▸ **The request**:
Return each line that holds the word "sparingly".

▸ **Data section**:
↓↓↓

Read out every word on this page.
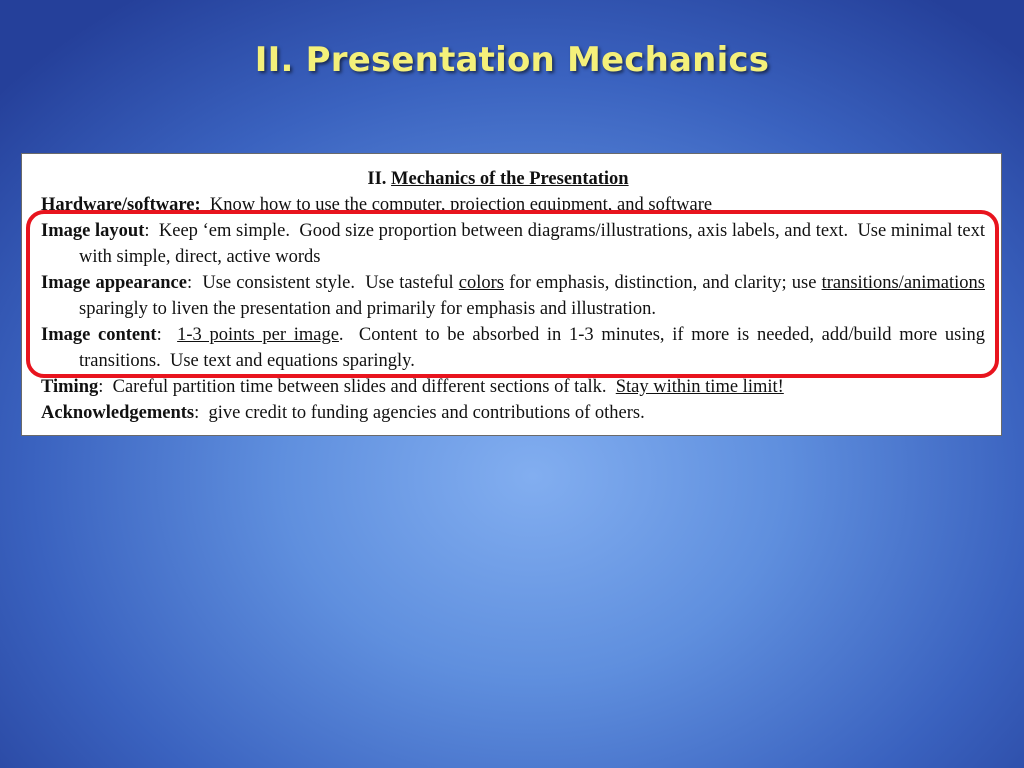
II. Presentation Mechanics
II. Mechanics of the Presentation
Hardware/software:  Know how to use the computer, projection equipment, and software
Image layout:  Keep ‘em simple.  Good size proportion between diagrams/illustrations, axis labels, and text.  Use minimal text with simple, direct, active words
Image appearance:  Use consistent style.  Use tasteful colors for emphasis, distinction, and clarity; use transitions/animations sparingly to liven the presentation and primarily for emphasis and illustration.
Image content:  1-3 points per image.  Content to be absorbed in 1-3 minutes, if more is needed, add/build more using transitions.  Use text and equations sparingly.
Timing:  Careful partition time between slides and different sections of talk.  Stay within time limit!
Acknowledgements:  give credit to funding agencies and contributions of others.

↑↑↑
↓↓↓

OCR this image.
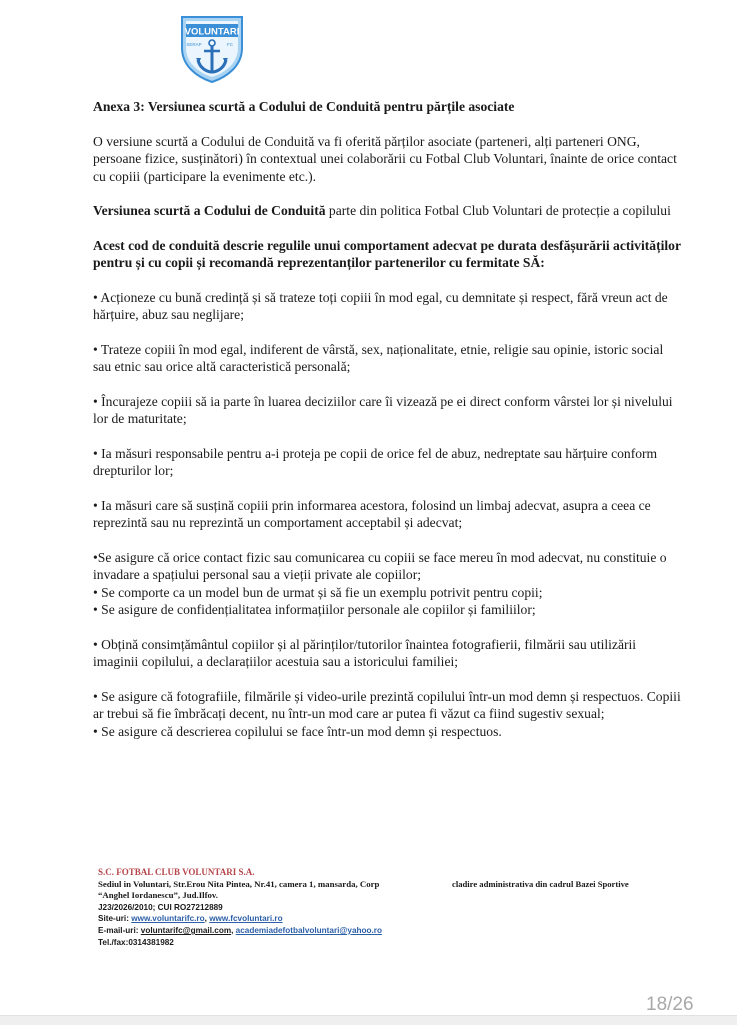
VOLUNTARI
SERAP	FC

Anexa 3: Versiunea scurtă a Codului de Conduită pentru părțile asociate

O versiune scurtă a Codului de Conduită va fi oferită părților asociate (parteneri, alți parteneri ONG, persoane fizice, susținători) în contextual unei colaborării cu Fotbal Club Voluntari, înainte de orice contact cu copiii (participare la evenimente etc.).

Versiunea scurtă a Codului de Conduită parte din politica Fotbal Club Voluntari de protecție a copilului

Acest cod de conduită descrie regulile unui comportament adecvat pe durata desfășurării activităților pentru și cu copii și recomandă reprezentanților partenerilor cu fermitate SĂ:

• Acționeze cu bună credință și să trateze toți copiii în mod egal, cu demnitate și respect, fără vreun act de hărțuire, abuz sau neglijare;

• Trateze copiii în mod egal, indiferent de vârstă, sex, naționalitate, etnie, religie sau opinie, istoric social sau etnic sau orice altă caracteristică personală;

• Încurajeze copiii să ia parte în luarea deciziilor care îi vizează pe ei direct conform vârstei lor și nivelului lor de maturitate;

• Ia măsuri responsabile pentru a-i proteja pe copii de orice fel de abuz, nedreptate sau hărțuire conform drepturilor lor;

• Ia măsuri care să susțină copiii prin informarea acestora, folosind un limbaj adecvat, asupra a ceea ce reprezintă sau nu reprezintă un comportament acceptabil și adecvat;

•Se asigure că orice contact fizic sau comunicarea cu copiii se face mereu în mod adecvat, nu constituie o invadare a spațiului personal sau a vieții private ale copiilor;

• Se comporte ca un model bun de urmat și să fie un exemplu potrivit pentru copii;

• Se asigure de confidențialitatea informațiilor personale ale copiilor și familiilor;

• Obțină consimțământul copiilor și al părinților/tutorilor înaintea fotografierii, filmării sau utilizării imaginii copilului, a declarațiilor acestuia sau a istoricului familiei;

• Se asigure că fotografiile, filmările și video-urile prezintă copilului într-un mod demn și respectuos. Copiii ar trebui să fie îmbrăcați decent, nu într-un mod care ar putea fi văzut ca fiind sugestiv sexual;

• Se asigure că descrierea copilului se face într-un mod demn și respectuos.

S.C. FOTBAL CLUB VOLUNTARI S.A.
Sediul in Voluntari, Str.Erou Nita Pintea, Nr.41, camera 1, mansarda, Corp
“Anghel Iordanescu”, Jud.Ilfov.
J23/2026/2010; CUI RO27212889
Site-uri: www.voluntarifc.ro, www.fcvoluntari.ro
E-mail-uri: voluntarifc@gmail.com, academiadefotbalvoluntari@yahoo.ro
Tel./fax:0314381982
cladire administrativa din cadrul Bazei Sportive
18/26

↑↑↑

▸ **Solved exercise**:
Image appearance:  Use consistent style.  Use tasteful colors for emphasis, distinction, and clarity; use transitions/animations sparingly to liven the presentation and primarily for emphasis and illustration.
Image content:  1-3 points per image.  Content to be absorbed in 1-3 minutes, if more is needed, add/build more using transitions.  Use text and equations sparingly.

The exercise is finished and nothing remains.